## Do this
Only the pictures are omitted; repeat all other data exactly.

* START *

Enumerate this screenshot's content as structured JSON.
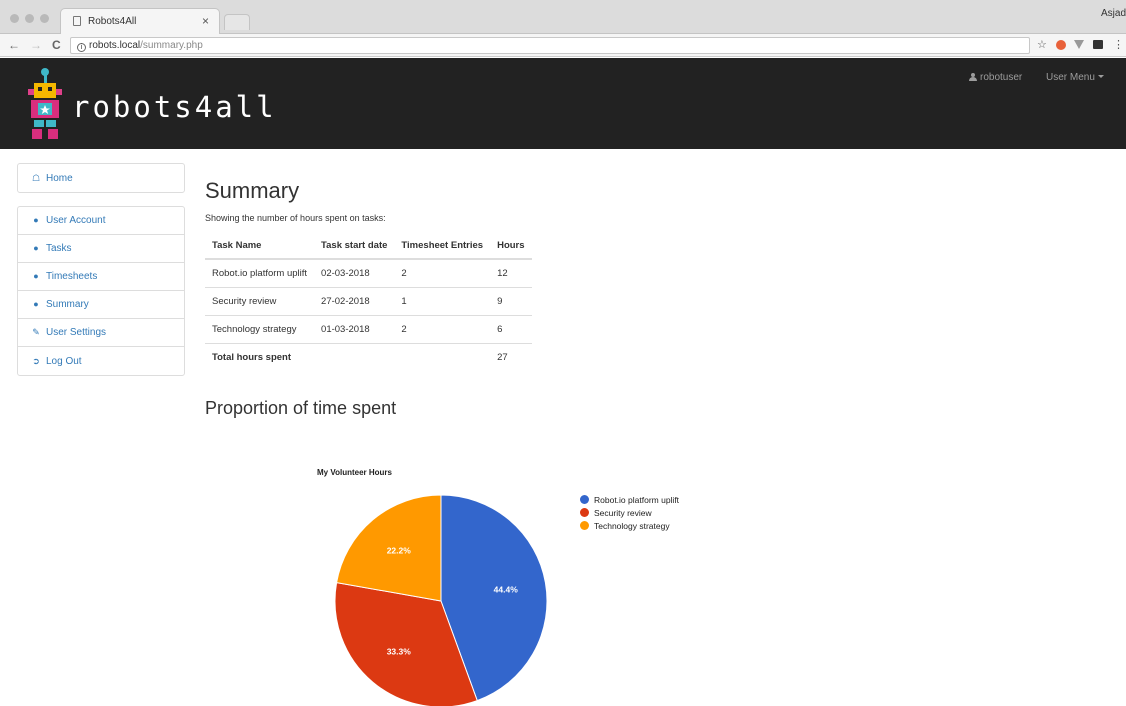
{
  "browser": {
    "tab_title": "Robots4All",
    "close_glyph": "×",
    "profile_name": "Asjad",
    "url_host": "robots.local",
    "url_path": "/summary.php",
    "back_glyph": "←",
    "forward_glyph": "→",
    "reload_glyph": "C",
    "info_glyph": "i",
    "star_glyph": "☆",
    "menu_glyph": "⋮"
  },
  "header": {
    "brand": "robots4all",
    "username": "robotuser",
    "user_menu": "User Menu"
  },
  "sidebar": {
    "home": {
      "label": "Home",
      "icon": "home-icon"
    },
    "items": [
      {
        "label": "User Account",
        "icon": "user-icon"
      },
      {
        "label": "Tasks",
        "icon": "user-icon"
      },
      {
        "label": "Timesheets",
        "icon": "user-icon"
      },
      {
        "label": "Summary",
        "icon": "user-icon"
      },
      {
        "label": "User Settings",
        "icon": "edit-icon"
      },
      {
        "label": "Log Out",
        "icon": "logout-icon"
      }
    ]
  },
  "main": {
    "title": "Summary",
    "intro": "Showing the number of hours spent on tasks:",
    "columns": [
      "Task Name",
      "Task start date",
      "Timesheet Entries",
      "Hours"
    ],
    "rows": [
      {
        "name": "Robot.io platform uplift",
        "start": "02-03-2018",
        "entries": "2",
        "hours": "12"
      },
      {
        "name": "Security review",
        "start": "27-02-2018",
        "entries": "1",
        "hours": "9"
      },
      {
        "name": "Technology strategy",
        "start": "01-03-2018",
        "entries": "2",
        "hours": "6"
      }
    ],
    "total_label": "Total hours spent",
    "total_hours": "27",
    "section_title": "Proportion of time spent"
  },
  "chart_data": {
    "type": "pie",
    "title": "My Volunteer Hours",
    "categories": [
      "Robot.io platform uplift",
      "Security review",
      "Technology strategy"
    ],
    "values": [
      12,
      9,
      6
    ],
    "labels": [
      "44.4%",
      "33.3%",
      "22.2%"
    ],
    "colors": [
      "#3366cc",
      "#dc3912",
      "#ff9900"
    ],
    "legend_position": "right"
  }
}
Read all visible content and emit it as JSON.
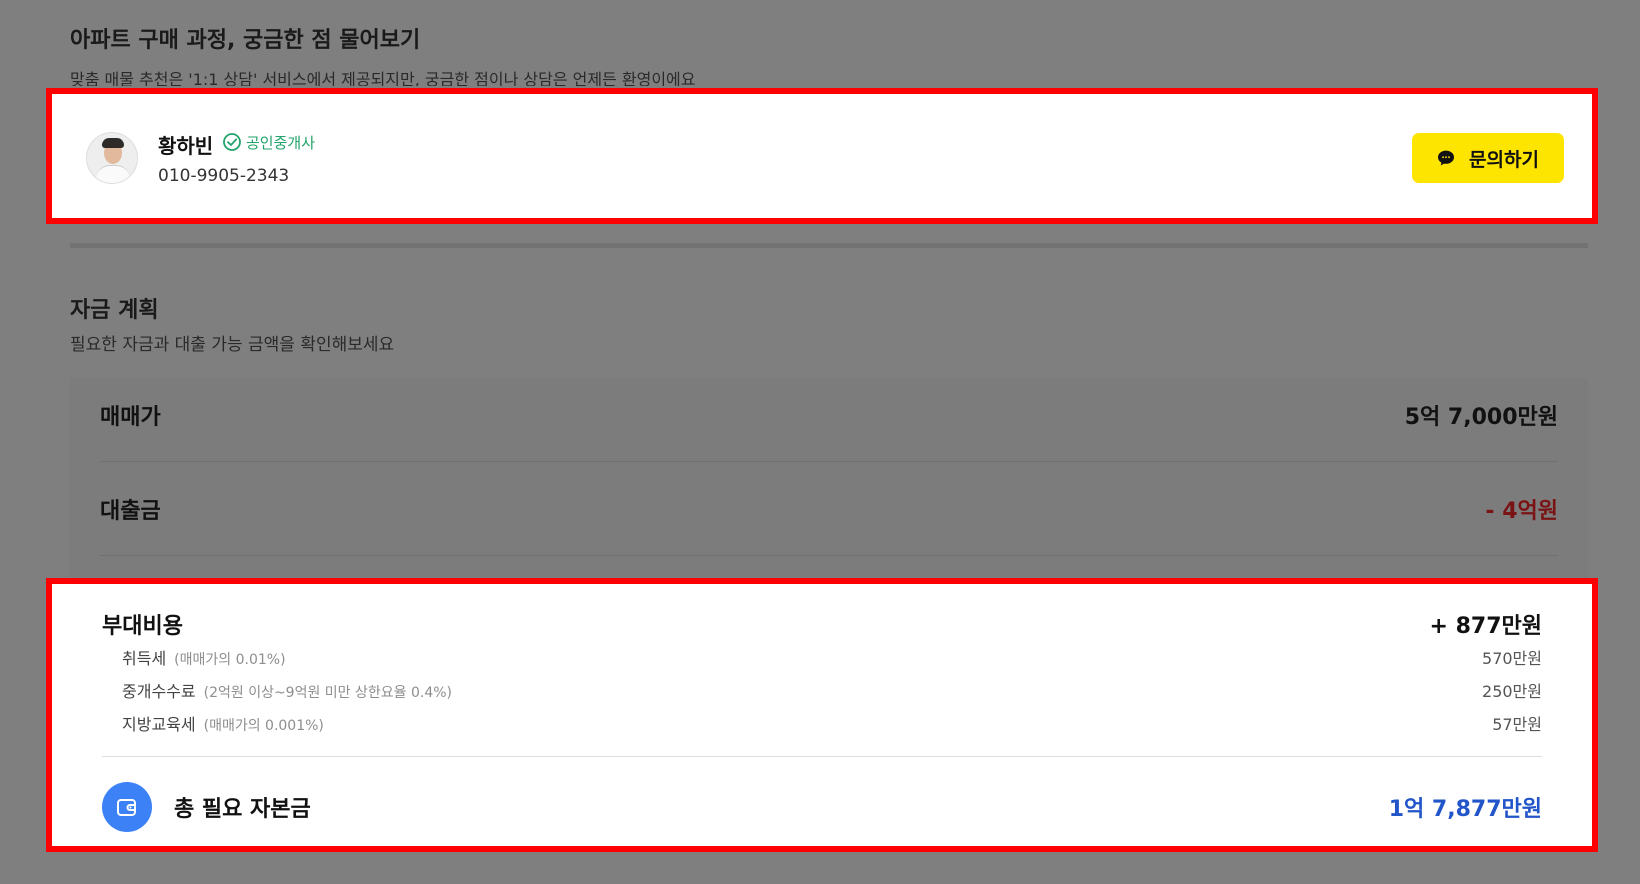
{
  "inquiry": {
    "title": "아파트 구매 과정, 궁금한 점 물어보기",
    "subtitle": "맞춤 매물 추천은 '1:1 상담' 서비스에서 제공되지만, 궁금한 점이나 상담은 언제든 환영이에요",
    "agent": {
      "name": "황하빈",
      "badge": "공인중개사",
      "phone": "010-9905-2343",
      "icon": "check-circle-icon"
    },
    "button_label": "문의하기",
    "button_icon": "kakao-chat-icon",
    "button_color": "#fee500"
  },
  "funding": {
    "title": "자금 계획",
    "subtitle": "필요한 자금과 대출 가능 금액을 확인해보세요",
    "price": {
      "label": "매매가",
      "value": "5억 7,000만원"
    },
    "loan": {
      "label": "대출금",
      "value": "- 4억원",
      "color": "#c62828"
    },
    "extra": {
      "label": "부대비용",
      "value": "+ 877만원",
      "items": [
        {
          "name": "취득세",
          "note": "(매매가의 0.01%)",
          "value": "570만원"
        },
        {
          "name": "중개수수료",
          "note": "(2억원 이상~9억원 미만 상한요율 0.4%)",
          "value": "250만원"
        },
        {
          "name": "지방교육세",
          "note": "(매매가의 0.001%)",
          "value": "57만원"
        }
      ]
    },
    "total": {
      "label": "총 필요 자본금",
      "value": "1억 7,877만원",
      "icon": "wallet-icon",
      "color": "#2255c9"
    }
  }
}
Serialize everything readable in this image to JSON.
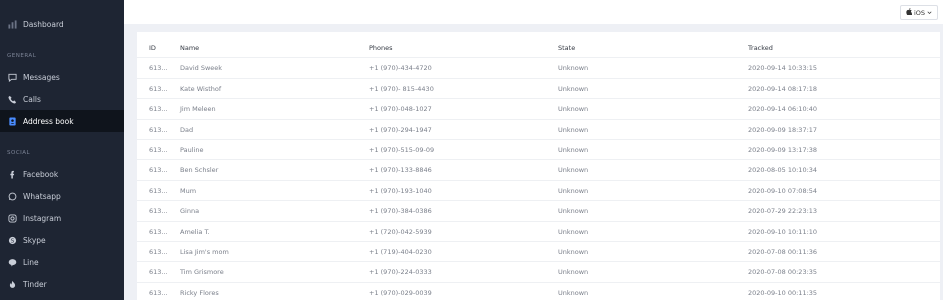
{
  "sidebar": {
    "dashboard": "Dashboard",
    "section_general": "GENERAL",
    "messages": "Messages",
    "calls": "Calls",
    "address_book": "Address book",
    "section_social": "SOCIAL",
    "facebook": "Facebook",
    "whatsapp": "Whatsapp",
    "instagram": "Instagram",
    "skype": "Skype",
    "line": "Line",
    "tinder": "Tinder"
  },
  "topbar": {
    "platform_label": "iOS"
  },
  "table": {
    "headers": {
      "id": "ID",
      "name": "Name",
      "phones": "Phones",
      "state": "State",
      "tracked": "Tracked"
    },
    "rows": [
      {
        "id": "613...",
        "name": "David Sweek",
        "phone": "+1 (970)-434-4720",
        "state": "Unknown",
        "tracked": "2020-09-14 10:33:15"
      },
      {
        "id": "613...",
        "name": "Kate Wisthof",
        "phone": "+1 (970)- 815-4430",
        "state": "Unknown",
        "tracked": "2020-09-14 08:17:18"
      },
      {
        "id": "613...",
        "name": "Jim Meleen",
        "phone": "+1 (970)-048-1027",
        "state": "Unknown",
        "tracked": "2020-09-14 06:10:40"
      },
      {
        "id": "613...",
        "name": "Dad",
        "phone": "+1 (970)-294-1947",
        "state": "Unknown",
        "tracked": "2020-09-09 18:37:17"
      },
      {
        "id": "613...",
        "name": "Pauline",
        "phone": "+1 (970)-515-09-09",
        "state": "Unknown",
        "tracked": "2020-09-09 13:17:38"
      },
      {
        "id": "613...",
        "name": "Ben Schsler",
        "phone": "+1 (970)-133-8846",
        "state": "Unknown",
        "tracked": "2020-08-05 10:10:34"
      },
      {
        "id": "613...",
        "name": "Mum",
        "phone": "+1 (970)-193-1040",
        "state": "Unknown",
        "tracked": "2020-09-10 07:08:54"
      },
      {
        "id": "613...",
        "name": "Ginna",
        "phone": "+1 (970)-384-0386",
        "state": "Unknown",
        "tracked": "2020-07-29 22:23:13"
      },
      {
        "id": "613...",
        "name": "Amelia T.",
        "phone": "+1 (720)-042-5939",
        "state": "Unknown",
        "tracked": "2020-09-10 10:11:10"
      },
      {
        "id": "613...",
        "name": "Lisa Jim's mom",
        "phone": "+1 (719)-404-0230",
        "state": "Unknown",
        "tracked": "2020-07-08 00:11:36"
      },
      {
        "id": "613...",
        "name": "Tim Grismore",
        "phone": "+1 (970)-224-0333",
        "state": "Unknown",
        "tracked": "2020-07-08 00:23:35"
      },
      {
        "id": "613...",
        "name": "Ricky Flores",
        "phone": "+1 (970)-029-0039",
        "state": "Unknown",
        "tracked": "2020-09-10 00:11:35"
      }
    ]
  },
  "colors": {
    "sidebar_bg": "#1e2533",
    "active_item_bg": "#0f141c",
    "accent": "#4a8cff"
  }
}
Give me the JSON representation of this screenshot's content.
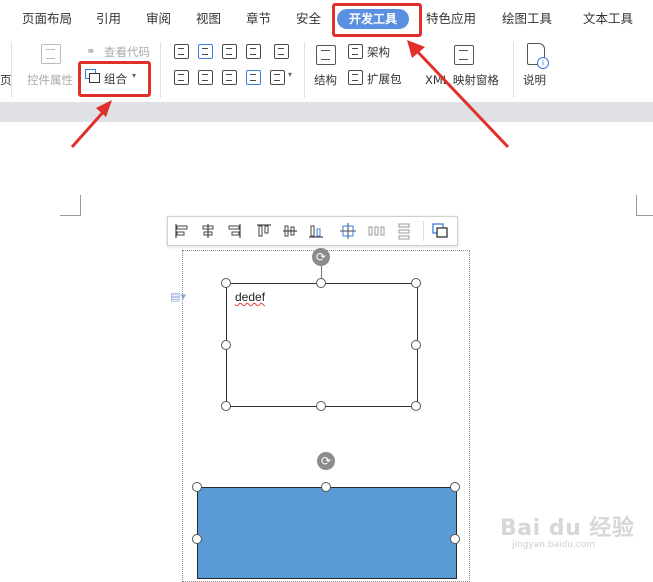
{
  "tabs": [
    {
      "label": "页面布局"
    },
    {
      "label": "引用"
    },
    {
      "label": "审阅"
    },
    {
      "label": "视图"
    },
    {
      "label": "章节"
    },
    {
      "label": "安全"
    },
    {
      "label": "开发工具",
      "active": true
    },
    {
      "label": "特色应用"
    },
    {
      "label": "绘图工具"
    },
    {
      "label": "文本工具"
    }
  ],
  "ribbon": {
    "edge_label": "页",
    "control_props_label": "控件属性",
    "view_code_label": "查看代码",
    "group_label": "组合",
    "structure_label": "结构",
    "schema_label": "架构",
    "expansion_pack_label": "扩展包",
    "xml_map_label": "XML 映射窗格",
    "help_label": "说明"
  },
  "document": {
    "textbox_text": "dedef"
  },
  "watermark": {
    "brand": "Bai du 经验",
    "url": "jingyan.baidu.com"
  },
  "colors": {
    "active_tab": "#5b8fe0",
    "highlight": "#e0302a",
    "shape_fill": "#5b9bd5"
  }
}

* END *

## Response
Enumerate this screenshot's content as structured JSON.
{
  "browser": {
    "tab_title": "Robots4All",
    "close_glyph": "×",
    "profile_name": "Asjad",
    "url_host": "robots.local",
    "url_path": "/summary.php",
    "back_glyph": "←",
    "forward_glyph": "→",
    "reload_glyph": "C",
    "info_glyph": "i",
    "star_glyph": "☆",
    "menu_glyph": "⋮"
  },
  "header": {
    "brand": "robots4all",
    "username": "robotuser",
    "user_menu": "User Menu"
  },
  "sidebar": {
    "home": {
      "label": "Home",
      "icon": "home-icon"
    },
    "items": [
      {
        "label": "User Account",
        "icon": "user-icon"
      },
      {
        "label": "Tasks",
        "icon": "user-icon"
      },
      {
        "label": "Timesheets",
        "icon": "user-icon"
      },
      {
        "label": "Summary",
        "icon": "user-icon"
      },
      {
        "label": "User Settings",
        "icon": "edit-icon"
      },
      {
        "label": "Log Out",
        "icon": "logout-icon"
      }
    ]
  },
  "main": {
    "title": "Summary",
    "intro": "Showing the number of hours spent on tasks:",
    "columns": [
      "Task Name",
      "Task start date",
      "Timesheet Entries",
      "Hours"
    ],
    "rows": [
      {
        "name": "Robot.io platform uplift",
        "start": "02-03-2018",
        "entries": "2",
        "hours": "12"
      },
      {
        "name": "Security review",
        "start": "27-02-2018",
        "entries": "1",
        "hours": "9"
      },
      {
        "name": "Technology strategy",
        "start": "01-03-2018",
        "entries": "2",
        "hours": "6"
      }
    ],
    "total_label": "Total hours spent",
    "total_hours": "27",
    "section_title": "Proportion of time spent"
  },
  "chart_data": {
    "type": "pie",
    "title": "My Volunteer Hours",
    "categories": [
      "Robot.io platform uplift",
      "Security review",
      "Technology strategy"
    ],
    "values": [
      12,
      9,
      6
    ],
    "labels": [
      "44.4%",
      "33.3%",
      "22.2%"
    ],
    "colors": [
      "#3366cc",
      "#dc3912",
      "#ff9900"
    ],
    "legend_position": "right"
  }
}
Read all visible content and emit it as JSON.
{
  "inquiry": {
    "title": "아파트 구매 과정, 궁금한 점 물어보기",
    "subtitle": "맞춤 매물 추천은 '1:1 상담' 서비스에서 제공되지만, 궁금한 점이나 상담은 언제든 환영이에요",
    "agent": {
      "name": "황하빈",
      "badge": "공인중개사",
      "phone": "010-9905-2343",
      "icon": "check-circle-icon"
    },
    "button_label": "문의하기",
    "button_icon": "kakao-chat-icon",
    "button_color": "#fee500"
  },
  "funding": {
    "title": "자금 계획",
    "subtitle": "필요한 자금과 대출 가능 금액을 확인해보세요",
    "price": {
      "label": "매매가",
      "value": "5억 7,000만원"
    },
    "loan": {
      "label": "대출금",
      "value": "- 4억원",
      "color": "#c62828"
    },
    "extra": {
      "label": "부대비용",
      "value": "+ 877만원",
      "items": [
        {
          "name": "취득세",
          "note": "(매매가의 0.01%)",
          "value": "570만원"
        },
        {
          "name": "중개수수료",
          "note": "(2억원 이상~9억원 미만 상한요율 0.4%)",
          "value": "250만원"
        },
        {
          "name": "지방교육세",
          "note": "(매매가의 0.001%)",
          "value": "57만원"
        }
      ]
    },
    "total": {
      "label": "총 필요 자본금",
      "value": "1억 7,877만원",
      "icon": "wallet-icon",
      "color": "#2255c9"
    }
  }
}
Serialize everything readable in this image to JSON.
{
  "sidebar": {
    "dashboard": "Dashboard",
    "section_general": "GENERAL",
    "messages": "Messages",
    "calls": "Calls",
    "address_book": "Address book",
    "section_social": "SOCIAL",
    "facebook": "Facebook",
    "whatsapp": "Whatsapp",
    "instagram": "Instagram",
    "skype": "Skype",
    "line": "Line",
    "tinder": "Tinder"
  },
  "topbar": {
    "platform_label": "iOS"
  },
  "table": {
    "headers": {
      "id": "ID",
      "name": "Name",
      "phones": "Phones",
      "state": "State",
      "tracked": "Tracked"
    },
    "rows": [
      {
        "id": "613...",
        "name": "David Sweek",
        "phone": "+1 (970)-434-4720",
        "state": "Unknown",
        "tracked": "2020-09-14 10:33:15"
      },
      {
        "id": "613...",
        "name": "Kate Wisthof",
        "phone": "+1 (970)- 815-4430",
        "state": "Unknown",
        "tracked": "2020-09-14 08:17:18"
      },
      {
        "id": "613...",
        "name": "Jim Meleen",
        "phone": "+1 (970)-048-1027",
        "state": "Unknown",
        "tracked": "2020-09-14 06:10:40"
      },
      {
        "id": "613...",
        "name": "Dad",
        "phone": "+1 (970)-294-1947",
        "state": "Unknown",
        "tracked": "2020-09-09 18:37:17"
      },
      {
        "id": "613...",
        "name": "Pauline",
        "phone": "+1 (970)-515-09-09",
        "state": "Unknown",
        "tracked": "2020-09-09 13:17:38"
      },
      {
        "id": "613...",
        "name": "Ben Schsler",
        "phone": "+1 (970)-133-8846",
        "state": "Unknown",
        "tracked": "2020-08-05 10:10:34"
      },
      {
        "id": "613...",
        "name": "Mum",
        "phone": "+1 (970)-193-1040",
        "state": "Unknown",
        "tracked": "2020-09-10 07:08:54"
      },
      {
        "id": "613...",
        "name": "Ginna",
        "phone": "+1 (970)-384-0386",
        "state": "Unknown",
        "tracked": "2020-07-29 22:23:13"
      },
      {
        "id": "613...",
        "name": "Amelia T.",
        "phone": "+1 (720)-042-5939",
        "state": "Unknown",
        "tracked": "2020-09-10 10:11:10"
      },
      {
        "id": "613...",
        "name": "Lisa Jim's mom",
        "phone": "+1 (719)-404-0230",
        "state": "Unknown",
        "tracked": "2020-07-08 00:11:36"
      },
      {
        "id": "613...",
        "name": "Tim Grismore",
        "phone": "+1 (970)-224-0333",
        "state": "Unknown",
        "tracked": "2020-07-08 00:23:35"
      },
      {
        "id": "613...",
        "name": "Ricky Flores",
        "phone": "+1 (970)-029-0039",
        "state": "Unknown",
        "tracked": "2020-09-10 00:11:35"
      }
    ]
  },
  "colors": {
    "sidebar_bg": "#1e2533",
    "active_item_bg": "#0f141c",
    "accent": "#4a8cff"
  }
}
Give me the JSON representation of this screenshot's content.
{
  "tabs": [
    {
      "label": "页面布局"
    },
    {
      "label": "引用"
    },
    {
      "label": "审阅"
    },
    {
      "label": "视图"
    },
    {
      "label": "章节"
    },
    {
      "label": "安全"
    },
    {
      "label": "开发工具",
      "active": true
    },
    {
      "label": "特色应用"
    },
    {
      "label": "绘图工具"
    },
    {
      "label": "文本工具"
    }
  ],
  "ribbon": {
    "edge_label": "页",
    "control_props_label": "控件属性",
    "view_code_label": "查看代码",
    "group_label": "组合",
    "structure_label": "结构",
    "schema_label": "架构",
    "expansion_pack_label": "扩展包",
    "xml_map_label": "XML 映射窗格",
    "help_label": "说明"
  },
  "document": {
    "textbox_text": "dedef"
  },
  "watermark": {
    "brand": "Bai du 经验",
    "url": "jingyan.baidu.com"
  },
  "colors": {
    "active_tab": "#5b8fe0",
    "highlight": "#e0302a",
    "shape_fill": "#5b9bd5"
  }
}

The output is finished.